Exercise task: Exactly reproduce each entry, leaving out nothing.

[Items listed in a dataset]
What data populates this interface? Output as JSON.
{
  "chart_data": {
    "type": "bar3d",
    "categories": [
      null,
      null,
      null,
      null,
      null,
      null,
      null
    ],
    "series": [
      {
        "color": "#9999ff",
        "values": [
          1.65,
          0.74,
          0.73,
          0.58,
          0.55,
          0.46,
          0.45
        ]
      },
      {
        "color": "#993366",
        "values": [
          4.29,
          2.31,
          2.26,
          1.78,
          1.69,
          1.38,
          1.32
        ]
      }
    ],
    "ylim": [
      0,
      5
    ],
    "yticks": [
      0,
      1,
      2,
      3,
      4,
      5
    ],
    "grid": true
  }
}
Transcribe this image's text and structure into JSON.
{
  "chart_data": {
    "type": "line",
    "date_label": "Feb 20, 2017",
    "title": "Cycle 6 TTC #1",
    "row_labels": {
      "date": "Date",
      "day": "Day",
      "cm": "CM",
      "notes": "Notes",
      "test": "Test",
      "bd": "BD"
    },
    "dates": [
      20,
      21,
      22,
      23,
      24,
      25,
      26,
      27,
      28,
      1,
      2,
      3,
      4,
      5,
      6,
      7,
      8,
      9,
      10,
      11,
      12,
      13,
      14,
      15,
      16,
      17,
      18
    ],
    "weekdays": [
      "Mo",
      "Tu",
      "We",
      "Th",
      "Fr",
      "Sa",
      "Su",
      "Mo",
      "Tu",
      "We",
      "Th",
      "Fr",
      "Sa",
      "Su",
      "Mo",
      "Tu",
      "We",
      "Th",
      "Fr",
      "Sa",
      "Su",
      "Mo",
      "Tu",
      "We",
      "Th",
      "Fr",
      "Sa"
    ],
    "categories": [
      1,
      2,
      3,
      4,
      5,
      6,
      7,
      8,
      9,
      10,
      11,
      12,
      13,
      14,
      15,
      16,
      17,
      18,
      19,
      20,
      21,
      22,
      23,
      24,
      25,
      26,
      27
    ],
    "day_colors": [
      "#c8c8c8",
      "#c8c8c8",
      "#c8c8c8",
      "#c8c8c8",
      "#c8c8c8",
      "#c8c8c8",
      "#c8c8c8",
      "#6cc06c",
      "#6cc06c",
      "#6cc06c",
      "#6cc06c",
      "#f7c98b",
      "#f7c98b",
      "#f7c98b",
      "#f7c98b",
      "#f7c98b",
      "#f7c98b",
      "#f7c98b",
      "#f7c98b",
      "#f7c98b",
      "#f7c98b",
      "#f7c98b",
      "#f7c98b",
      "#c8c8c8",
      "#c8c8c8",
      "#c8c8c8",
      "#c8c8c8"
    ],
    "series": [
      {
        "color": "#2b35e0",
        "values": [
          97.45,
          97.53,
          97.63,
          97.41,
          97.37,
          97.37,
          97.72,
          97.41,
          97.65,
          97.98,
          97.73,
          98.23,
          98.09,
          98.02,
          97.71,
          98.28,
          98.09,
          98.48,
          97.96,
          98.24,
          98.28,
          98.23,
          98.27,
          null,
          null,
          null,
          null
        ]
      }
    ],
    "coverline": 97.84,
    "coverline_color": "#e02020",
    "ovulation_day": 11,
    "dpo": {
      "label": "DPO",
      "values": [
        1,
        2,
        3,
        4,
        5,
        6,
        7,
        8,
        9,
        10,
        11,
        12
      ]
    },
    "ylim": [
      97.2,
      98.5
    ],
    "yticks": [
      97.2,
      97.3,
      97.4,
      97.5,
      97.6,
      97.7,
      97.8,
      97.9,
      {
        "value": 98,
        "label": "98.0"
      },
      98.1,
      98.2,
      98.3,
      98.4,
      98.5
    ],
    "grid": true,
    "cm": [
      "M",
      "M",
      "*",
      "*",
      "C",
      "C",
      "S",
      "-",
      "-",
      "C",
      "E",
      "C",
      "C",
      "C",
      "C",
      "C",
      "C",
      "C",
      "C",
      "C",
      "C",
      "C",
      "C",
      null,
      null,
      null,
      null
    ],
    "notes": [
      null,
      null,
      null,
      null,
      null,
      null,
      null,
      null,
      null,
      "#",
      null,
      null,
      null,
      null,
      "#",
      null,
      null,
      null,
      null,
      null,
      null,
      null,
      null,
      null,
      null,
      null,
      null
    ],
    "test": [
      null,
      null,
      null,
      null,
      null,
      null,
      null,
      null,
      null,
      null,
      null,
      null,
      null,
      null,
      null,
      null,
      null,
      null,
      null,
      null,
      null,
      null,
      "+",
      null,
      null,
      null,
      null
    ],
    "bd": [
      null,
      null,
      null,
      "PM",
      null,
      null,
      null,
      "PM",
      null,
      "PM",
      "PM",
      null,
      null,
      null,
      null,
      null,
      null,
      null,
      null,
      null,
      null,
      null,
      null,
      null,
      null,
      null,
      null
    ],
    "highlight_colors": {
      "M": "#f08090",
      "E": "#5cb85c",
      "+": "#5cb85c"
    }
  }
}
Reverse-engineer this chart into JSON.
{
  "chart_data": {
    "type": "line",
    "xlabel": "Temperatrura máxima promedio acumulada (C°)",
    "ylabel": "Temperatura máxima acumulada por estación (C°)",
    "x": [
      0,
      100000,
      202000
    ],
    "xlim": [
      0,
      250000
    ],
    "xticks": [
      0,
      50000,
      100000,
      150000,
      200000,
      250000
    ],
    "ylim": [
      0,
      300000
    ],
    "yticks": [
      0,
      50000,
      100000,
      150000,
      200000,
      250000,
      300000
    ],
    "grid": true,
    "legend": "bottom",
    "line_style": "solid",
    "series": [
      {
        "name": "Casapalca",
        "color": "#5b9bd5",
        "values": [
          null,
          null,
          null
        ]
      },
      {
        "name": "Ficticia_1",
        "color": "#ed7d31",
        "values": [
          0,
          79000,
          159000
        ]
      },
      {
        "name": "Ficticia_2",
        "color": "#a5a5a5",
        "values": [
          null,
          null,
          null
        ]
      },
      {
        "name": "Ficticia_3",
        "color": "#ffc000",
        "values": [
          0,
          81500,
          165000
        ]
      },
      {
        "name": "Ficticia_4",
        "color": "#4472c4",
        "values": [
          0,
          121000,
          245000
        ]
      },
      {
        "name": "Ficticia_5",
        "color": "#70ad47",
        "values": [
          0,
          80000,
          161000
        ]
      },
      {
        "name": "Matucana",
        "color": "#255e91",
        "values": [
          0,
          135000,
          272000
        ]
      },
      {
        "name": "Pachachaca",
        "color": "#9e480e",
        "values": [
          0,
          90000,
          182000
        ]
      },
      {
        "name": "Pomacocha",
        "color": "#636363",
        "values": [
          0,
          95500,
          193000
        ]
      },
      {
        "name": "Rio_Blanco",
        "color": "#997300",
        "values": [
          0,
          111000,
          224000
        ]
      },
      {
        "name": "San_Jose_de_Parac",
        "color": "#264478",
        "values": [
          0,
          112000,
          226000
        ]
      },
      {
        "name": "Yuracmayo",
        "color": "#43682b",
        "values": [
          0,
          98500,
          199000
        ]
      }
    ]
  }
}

Worked answer:
What data populates this interface? Output as JSON.
{
  "chart_data": {
    "type": "bar3d",
    "categories": [
      null,
      null,
      null,
      null,
      null,
      null,
      null
    ],
    "series": [
      {
        "color": "#9999ff",
        "values": [
          1.65,
          0.74,
          0.73,
          0.58,
          0.55,
          0.46,
          0.45
        ]
      },
      {
        "color": "#993366",
        "values": [
          4.29,
          2.31,
          2.26,
          1.78,
          1.69,
          1.38,
          1.32
        ]
      }
    ],
    "ylim": [
      0,
      5
    ],
    "yticks": [
      0,
      1,
      2,
      3,
      4,
      5
    ],
    "grid": true
  }
}
Transcribe this image's text and structure into JSON.
{
  "chart_data": {
    "type": "line",
    "date_label": "Feb 20, 2017",
    "title": "Cycle 6 TTC #1",
    "row_labels": {
      "date": "Date",
      "day": "Day",
      "cm": "CM",
      "notes": "Notes",
      "test": "Test",
      "bd": "BD"
    },
    "dates": [
      20,
      21,
      22,
      23,
      24,
      25,
      26,
      27,
      28,
      1,
      2,
      3,
      4,
      5,
      6,
      7,
      8,
      9,
      10,
      11,
      12,
      13,
      14,
      15,
      16,
      17,
      18
    ],
    "weekdays": [
      "Mo",
      "Tu",
      "We",
      "Th",
      "Fr",
      "Sa",
      "Su",
      "Mo",
      "Tu",
      "We",
      "Th",
      "Fr",
      "Sa",
      "Su",
      "Mo",
      "Tu",
      "We",
      "Th",
      "Fr",
      "Sa",
      "Su",
      "Mo",
      "Tu",
      "We",
      "Th",
      "Fr",
      "Sa"
    ],
    "categories": [
      1,
      2,
      3,
      4,
      5,
      6,
      7,
      8,
      9,
      10,
      11,
      12,
      13,
      14,
      15,
      16,
      17,
      18,
      19,
      20,
      21,
      22,
      23,
      24,
      25,
      26,
      27
    ],
    "day_colors": [
      "#c8c8c8",
      "#c8c8c8",
      "#c8c8c8",
      "#c8c8c8",
      "#c8c8c8",
      "#c8c8c8",
      "#c8c8c8",
      "#6cc06c",
      "#6cc06c",
      "#6cc06c",
      "#6cc06c",
      "#f7c98b",
      "#f7c98b",
      "#f7c98b",
      "#f7c98b",
      "#f7c98b",
      "#f7c98b",
      "#f7c98b",
      "#f7c98b",
      "#f7c98b",
      "#f7c98b",
      "#f7c98b",
      "#f7c98b",
      "#c8c8c8",
      "#c8c8c8",
      "#c8c8c8",
      "#c8c8c8"
    ],
    "series": [
      {
        "color": "#2b35e0",
        "values": [
          97.45,
          97.53,
          97.63,
          97.41,
          97.37,
          97.37,
          97.72,
          97.41,
          97.65,
          97.98,
          97.73,
          98.23,
          98.09,
          98.02,
          97.71,
          98.28,
          98.09,
          98.48,
          97.96,
          98.24,
          98.28,
          98.23,
          98.27,
          null,
          null,
          null,
          null
        ]
      }
    ],
    "coverline": 97.84,
    "coverline_color": "#e02020",
    "ovulation_day": 11,
    "dpo": {
      "label": "DPO",
      "values": [
        1,
        2,
        3,
        4,
        5,
        6,
        7,
        8,
        9,
        10,
        11,
        12
      ]
    },
    "ylim": [
      97.2,
      98.5
    ],
    "yticks": [
      97.2,
      97.3,
      97.4,
      97.5,
      97.6,
      97.7,
      97.8,
      97.9,
      {
        "value": 98,
        "label": "98.0"
      },
      98.1,
      98.2,
      98.3,
      98.4,
      98.5
    ],
    "grid": true,
    "cm": [
      "M",
      "M",
      "*",
      "*",
      "C",
      "C",
      "S",
      "-",
      "-",
      "C",
      "E",
      "C",
      "C",
      "C",
      "C",
      "C",
      "C",
      "C",
      "C",
      "C",
      "C",
      "C",
      "C",
      null,
      null,
      null,
      null
    ],
    "notes": [
      null,
      null,
      null,
      null,
      null,
      null,
      null,
      null,
      null,
      "#",
      null,
      null,
      null,
      null,
      "#",
      null,
      null,
      null,
      null,
      null,
      null,
      null,
      null,
      null,
      null,
      null,
      null
    ],
    "test": [
      null,
      null,
      null,
      null,
      null,
      null,
      null,
      null,
      null,
      null,
      null,
      null,
      null,
      null,
      null,
      null,
      null,
      null,
      null,
      null,
      null,
      null,
      "+",
      null,
      null,
      null,
      null
    ],
    "bd": [
      null,
      null,
      null,
      "PM",
      null,
      null,
      null,
      "PM",
      null,
      "PM",
      "PM",
      null,
      null,
      null,
      null,
      null,
      null,
      null,
      null,
      null,
      null,
      null,
      null,
      null,
      null,
      null,
      null
    ],
    "highlight_colors": {
      "M": "#f08090",
      "E": "#5cb85c",
      "+": "#5cb85c"
    }
  }
}
Reverse-engineer this chart into JSON.
{
  "chart_data": {
    "type": "line",
    "xlabel": "Temperatrura máxima promedio acumulada (C°)",
    "ylabel": "Temperatura máxima acumulada por estación (C°)",
    "x": [
      0,
      100000,
      202000
    ],
    "xlim": [
      0,
      250000
    ],
    "xticks": [
      0,
      50000,
      100000,
      150000,
      200000,
      250000
    ],
    "ylim": [
      0,
      300000
    ],
    "yticks": [
      0,
      50000,
      100000,
      150000,
      200000,
      250000,
      300000
    ],
    "grid": true,
    "legend": "bottom",
    "line_style": "solid",
    "series": [
      {
        "name": "Casapalca",
        "color": "#5b9bd5",
        "values": [
          null,
          null,
          null
        ]
      },
      {
        "name": "Ficticia_1",
        "color": "#ed7d31",
        "values": [
          0,
          79000,
          159000
        ]
      },
      {
        "name": "Ficticia_2",
        "color": "#a5a5a5",
        "values": [
          null,
          null,
          null
        ]
      },
      {
        "name": "Ficticia_3",
        "color": "#ffc000",
        "values": [
          0,
          81500,
          165000
        ]
      },
      {
        "name": "Ficticia_4",
        "color": "#4472c4",
        "values": [
          0,
          121000,
          245000
        ]
      },
      {
        "name": "Ficticia_5",
        "color": "#70ad47",
        "values": [
          0,
          80000,
          161000
        ]
      },
      {
        "name": "Matucana",
        "color": "#255e91",
        "values": [
          0,
          135000,
          272000
        ]
      },
      {
        "name": "Pachachaca",
        "color": "#9e480e",
        "values": [
          0,
          90000,
          182000
        ]
      },
      {
        "name": "Pomacocha",
        "color": "#636363",
        "values": [
          0,
          95500,
          193000
        ]
      },
      {
        "name": "Rio_Blanco",
        "color": "#997300",
        "values": [
          0,
          111000,
          224000
        ]
      },
      {
        "name": "San_Jose_de_Parac",
        "color": "#264478",
        "values": [
          0,
          112000,
          226000
        ]
      },
      {
        "name": "Yuracmayo",
        "color": "#43682b",
        "values": [
          0,
          98500,
          199000
        ]
      }
    ]
  }
}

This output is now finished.